# ROWS
—————

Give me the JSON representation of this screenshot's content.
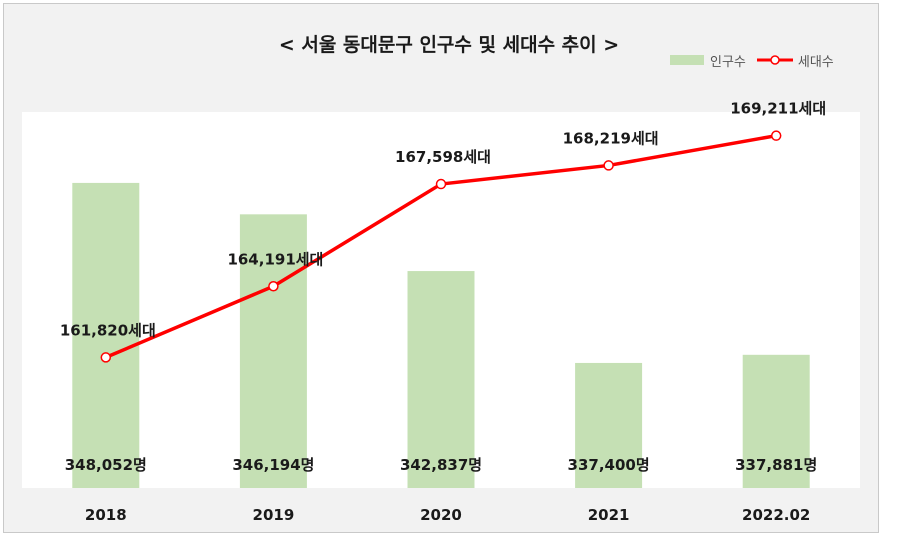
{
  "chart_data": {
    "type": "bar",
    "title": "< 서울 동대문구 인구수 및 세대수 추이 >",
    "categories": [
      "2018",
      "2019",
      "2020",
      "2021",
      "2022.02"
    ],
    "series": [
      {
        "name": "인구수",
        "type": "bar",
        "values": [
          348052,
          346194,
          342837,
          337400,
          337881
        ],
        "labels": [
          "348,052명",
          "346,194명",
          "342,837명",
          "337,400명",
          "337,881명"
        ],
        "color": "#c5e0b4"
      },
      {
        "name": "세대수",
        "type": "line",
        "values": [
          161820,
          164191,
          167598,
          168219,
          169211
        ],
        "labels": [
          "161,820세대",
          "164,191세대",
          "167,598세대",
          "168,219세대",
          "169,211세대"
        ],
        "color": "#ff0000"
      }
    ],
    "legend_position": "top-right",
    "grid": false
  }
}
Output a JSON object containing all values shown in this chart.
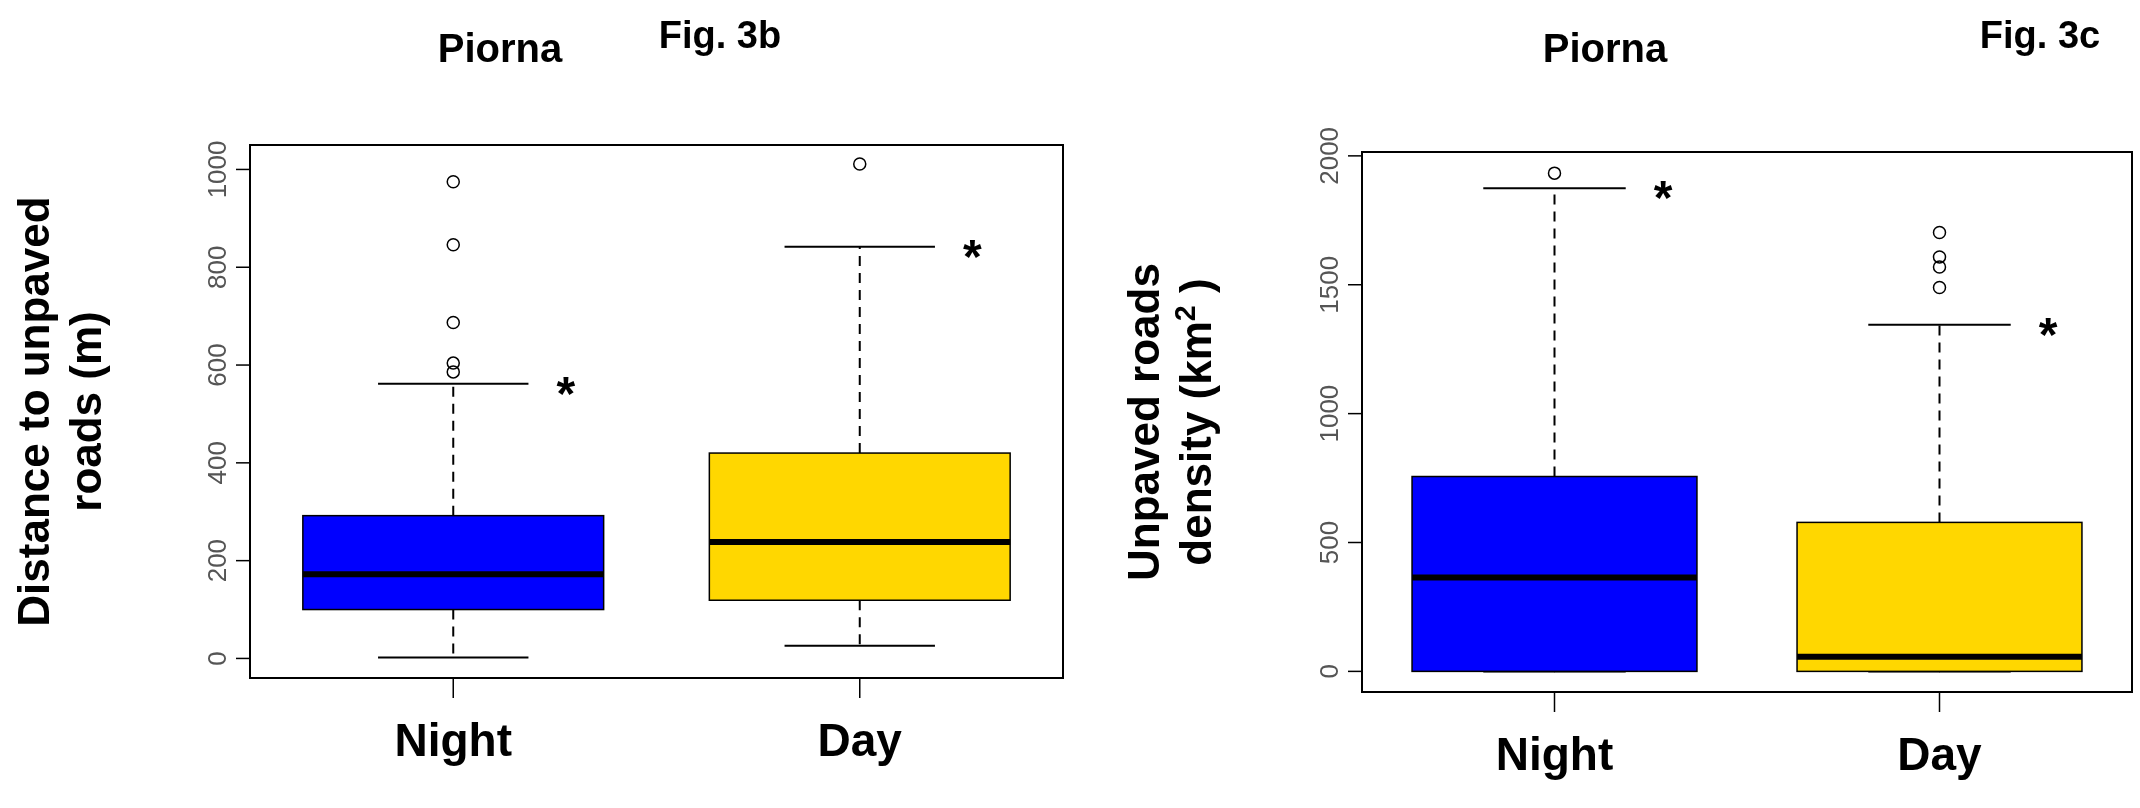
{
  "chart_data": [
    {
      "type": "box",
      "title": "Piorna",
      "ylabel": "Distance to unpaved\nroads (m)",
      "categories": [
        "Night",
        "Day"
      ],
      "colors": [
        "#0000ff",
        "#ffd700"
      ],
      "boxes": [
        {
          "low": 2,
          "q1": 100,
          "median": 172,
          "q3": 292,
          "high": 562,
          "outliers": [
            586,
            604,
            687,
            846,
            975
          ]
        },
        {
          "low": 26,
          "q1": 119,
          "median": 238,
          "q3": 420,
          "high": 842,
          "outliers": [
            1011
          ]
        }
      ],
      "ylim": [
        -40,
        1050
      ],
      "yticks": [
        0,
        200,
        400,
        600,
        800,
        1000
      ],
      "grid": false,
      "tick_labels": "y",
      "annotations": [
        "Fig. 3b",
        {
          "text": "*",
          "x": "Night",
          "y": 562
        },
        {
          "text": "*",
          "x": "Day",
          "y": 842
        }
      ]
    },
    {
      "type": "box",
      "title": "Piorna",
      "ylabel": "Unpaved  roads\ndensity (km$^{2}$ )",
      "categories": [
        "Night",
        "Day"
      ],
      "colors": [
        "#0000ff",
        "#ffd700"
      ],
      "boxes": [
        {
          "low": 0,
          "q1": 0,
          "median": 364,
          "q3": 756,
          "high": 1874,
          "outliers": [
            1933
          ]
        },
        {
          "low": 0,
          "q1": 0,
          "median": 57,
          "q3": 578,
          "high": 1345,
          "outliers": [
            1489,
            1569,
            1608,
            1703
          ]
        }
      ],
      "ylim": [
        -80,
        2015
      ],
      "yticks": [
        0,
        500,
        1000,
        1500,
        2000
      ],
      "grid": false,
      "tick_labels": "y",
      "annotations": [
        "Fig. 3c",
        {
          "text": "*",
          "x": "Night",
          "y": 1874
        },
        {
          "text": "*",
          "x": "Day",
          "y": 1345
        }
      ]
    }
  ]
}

—————

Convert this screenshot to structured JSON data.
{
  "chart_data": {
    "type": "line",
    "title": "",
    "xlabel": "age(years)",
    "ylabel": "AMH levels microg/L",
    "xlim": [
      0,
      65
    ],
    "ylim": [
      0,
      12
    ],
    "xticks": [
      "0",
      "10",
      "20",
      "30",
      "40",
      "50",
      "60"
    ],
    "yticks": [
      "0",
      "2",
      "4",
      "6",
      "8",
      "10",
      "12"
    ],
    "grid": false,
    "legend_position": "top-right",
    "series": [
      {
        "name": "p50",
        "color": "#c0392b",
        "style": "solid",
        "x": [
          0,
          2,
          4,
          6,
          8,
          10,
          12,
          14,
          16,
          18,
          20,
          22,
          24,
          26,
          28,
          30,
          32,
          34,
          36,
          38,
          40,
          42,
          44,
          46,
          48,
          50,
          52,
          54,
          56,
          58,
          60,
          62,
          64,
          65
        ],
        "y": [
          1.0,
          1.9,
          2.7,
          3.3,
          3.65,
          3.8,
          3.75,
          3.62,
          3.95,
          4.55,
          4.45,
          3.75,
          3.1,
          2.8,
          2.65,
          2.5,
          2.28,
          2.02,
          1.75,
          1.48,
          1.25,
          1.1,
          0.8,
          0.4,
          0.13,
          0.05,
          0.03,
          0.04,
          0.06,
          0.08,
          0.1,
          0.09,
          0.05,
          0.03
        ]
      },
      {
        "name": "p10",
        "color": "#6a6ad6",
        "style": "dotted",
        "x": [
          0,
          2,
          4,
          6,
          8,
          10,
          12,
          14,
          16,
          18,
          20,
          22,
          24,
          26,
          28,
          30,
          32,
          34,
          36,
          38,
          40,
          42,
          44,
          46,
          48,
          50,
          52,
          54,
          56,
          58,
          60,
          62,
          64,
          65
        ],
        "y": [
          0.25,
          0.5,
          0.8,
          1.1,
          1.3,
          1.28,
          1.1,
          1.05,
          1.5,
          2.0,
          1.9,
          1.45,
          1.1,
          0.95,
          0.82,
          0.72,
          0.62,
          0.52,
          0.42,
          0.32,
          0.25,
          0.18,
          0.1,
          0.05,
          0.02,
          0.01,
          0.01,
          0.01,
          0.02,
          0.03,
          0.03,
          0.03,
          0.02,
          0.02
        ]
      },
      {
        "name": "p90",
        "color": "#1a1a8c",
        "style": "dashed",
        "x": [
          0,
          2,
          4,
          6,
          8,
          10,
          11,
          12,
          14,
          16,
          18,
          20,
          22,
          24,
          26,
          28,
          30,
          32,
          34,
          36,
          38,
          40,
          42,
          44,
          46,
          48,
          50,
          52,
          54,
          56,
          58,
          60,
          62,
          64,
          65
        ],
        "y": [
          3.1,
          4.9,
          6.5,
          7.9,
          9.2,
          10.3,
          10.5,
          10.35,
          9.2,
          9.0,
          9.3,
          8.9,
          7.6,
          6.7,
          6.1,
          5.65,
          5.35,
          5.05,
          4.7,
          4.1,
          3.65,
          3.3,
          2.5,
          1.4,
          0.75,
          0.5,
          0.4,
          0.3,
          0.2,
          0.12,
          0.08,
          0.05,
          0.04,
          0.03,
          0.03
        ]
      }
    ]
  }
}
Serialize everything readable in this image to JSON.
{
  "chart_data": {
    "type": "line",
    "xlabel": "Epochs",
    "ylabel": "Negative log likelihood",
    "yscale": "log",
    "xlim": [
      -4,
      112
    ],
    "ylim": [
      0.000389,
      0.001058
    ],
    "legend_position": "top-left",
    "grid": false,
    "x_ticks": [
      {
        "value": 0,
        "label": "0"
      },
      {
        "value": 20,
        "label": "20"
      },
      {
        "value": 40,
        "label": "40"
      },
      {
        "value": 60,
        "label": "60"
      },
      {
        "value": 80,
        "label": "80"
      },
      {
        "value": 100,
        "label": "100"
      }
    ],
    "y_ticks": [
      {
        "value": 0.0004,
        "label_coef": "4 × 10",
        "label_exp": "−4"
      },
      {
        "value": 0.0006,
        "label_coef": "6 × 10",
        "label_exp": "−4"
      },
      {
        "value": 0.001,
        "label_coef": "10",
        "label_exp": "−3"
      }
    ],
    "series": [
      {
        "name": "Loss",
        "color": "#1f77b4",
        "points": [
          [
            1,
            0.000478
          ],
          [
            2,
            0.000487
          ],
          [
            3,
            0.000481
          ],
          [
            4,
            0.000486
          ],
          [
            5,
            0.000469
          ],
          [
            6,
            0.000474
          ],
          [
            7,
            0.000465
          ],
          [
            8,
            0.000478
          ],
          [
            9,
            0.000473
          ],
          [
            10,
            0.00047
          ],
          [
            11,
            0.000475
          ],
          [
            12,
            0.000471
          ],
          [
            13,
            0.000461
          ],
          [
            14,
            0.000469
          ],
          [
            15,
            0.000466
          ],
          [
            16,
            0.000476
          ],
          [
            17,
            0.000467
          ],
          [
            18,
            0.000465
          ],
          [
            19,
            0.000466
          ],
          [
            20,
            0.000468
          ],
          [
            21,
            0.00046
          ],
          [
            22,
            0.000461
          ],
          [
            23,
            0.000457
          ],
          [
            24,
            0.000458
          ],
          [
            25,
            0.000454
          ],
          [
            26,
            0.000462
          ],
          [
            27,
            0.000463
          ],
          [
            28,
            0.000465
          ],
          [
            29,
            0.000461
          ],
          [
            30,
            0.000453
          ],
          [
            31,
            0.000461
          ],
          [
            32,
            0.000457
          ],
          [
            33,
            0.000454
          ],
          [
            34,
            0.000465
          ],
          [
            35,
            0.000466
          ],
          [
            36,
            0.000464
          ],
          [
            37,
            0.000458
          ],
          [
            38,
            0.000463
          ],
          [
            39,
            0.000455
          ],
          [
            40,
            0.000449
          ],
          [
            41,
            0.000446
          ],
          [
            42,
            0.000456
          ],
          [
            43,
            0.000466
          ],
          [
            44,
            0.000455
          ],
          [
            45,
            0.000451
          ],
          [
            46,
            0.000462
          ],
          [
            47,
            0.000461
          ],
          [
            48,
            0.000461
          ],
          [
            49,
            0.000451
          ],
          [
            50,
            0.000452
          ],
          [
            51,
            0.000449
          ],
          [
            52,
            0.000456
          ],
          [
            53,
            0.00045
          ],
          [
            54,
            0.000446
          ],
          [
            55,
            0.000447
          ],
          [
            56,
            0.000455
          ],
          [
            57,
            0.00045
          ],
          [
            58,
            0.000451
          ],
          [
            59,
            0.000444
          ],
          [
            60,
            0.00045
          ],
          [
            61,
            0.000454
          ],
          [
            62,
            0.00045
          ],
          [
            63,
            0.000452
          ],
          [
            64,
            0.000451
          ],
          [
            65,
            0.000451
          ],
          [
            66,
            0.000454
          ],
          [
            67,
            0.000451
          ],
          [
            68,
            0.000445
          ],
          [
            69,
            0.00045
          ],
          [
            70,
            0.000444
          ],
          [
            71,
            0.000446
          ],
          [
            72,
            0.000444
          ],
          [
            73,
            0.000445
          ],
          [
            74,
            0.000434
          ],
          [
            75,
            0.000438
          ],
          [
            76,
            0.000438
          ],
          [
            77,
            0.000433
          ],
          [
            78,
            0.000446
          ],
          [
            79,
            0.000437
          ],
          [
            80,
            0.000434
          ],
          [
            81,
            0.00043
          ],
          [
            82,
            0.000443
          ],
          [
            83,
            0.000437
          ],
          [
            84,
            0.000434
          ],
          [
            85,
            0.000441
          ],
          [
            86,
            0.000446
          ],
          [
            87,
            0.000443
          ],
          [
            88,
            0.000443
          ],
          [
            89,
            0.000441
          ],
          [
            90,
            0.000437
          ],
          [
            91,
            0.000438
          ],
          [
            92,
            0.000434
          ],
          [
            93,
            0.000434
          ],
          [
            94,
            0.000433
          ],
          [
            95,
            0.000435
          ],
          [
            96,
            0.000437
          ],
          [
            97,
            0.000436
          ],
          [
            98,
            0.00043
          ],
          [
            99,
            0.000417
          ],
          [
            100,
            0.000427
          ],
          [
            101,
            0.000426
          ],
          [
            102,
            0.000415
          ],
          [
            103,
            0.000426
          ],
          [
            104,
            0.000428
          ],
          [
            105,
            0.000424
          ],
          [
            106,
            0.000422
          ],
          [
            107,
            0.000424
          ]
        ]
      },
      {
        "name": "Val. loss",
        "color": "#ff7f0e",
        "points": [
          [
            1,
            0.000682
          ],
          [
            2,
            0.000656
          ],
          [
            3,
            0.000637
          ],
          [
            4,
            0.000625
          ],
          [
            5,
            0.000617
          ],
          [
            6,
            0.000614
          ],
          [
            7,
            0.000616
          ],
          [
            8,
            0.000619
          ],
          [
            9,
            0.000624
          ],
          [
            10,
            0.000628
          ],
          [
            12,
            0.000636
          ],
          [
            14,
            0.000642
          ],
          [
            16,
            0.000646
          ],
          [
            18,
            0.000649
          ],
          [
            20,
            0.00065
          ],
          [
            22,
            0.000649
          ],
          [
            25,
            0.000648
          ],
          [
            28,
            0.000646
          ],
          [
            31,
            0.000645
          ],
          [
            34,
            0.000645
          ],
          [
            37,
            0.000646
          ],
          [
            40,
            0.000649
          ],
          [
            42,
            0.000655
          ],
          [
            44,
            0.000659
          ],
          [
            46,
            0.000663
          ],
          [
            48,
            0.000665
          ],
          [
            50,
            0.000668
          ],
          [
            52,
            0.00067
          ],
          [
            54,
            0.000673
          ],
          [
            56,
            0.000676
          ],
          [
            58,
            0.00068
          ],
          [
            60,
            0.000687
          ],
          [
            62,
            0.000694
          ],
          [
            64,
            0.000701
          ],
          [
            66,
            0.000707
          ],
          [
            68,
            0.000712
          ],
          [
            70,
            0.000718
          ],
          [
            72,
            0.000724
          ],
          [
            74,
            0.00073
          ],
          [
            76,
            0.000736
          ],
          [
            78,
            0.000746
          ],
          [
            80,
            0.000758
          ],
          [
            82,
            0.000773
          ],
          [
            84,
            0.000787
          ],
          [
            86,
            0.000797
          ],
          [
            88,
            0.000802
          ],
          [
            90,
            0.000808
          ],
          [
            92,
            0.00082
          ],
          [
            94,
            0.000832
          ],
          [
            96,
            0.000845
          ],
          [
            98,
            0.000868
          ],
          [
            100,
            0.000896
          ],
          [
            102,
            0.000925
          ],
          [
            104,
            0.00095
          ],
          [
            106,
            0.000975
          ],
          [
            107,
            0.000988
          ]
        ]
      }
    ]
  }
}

—————

Determine the count of lines in the data above with the string "name" in them, and give that count alone.

# EXERCISE RESPONSE
7